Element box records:
▼
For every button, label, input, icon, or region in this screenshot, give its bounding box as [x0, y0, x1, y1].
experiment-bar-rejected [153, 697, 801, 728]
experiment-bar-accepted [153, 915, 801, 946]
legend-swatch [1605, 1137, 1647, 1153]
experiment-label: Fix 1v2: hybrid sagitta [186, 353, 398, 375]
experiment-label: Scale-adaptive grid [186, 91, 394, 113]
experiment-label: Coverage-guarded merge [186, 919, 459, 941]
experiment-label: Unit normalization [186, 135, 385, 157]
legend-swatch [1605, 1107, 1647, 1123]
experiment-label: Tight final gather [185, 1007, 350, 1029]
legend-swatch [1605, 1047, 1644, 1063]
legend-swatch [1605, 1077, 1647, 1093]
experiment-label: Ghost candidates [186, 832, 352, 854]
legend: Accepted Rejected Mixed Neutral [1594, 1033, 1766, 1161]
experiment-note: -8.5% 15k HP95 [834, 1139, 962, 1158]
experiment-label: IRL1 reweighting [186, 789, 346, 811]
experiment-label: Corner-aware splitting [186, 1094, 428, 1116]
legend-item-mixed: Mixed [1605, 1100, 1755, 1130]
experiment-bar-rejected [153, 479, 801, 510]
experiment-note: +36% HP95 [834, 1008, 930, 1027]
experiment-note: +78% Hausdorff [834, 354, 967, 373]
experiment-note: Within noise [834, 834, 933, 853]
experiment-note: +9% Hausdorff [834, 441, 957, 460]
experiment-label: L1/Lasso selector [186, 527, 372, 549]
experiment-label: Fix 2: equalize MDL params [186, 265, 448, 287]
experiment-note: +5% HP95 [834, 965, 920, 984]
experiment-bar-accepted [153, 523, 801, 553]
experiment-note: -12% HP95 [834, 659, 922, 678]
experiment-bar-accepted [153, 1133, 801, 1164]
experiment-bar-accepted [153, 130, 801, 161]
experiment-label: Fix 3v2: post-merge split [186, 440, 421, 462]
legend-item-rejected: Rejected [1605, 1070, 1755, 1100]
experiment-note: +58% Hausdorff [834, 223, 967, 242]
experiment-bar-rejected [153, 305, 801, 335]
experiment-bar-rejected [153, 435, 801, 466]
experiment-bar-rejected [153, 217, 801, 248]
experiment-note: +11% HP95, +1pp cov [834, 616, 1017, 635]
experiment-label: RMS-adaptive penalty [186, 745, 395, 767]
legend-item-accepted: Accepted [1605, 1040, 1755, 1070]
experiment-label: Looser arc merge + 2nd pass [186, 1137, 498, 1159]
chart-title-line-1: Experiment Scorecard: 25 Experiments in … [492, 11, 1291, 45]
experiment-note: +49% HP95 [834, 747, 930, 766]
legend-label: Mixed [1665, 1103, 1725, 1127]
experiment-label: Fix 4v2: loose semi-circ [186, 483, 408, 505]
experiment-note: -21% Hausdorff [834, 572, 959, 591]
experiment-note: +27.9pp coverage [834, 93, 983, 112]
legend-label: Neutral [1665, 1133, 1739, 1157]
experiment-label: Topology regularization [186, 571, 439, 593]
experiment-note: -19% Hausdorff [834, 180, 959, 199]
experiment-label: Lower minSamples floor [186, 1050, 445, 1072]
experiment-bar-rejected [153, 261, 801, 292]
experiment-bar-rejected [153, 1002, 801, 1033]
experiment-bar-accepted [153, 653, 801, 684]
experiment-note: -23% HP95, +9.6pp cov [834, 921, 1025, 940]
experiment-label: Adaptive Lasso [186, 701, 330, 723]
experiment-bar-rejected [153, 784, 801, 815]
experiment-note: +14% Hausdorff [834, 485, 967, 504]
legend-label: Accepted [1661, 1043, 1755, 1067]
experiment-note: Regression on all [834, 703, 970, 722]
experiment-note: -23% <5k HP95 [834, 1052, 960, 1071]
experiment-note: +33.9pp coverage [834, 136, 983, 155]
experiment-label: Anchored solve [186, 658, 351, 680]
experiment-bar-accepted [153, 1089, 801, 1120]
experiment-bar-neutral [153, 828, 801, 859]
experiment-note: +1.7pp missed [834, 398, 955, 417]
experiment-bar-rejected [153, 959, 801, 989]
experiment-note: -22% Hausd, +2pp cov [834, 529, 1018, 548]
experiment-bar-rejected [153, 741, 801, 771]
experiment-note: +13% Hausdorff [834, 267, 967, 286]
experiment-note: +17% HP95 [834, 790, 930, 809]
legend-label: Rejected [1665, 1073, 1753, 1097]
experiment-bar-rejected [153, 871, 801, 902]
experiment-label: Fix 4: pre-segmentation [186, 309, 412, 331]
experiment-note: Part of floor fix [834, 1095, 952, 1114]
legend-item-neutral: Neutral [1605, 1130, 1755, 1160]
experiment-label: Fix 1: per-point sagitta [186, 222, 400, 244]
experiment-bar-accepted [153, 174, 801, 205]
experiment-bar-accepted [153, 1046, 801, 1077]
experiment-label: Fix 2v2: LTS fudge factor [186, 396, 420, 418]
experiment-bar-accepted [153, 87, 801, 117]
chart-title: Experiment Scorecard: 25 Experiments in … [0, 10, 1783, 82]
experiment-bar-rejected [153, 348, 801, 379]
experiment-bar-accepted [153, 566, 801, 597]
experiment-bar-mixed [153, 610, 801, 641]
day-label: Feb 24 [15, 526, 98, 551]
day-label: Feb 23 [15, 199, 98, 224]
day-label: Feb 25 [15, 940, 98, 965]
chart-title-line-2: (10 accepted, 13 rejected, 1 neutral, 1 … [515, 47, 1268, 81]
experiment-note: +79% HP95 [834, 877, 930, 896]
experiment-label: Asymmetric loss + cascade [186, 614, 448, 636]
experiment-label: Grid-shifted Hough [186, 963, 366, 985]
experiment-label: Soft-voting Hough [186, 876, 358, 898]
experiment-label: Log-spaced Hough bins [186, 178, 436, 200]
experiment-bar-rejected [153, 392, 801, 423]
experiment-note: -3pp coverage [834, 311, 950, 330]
▲
== Requirement ==
Please pull out every line of the items that contains the string "Experiments". Match its capitalization exactly.

== Solved exercise ==
chart-title-line-1: Experiment Scorecard: 25 Experiments in … [492, 11, 1291, 45]
chart-title: Experiment Scorecard: 25 Experiments in … [0, 10, 1783, 82]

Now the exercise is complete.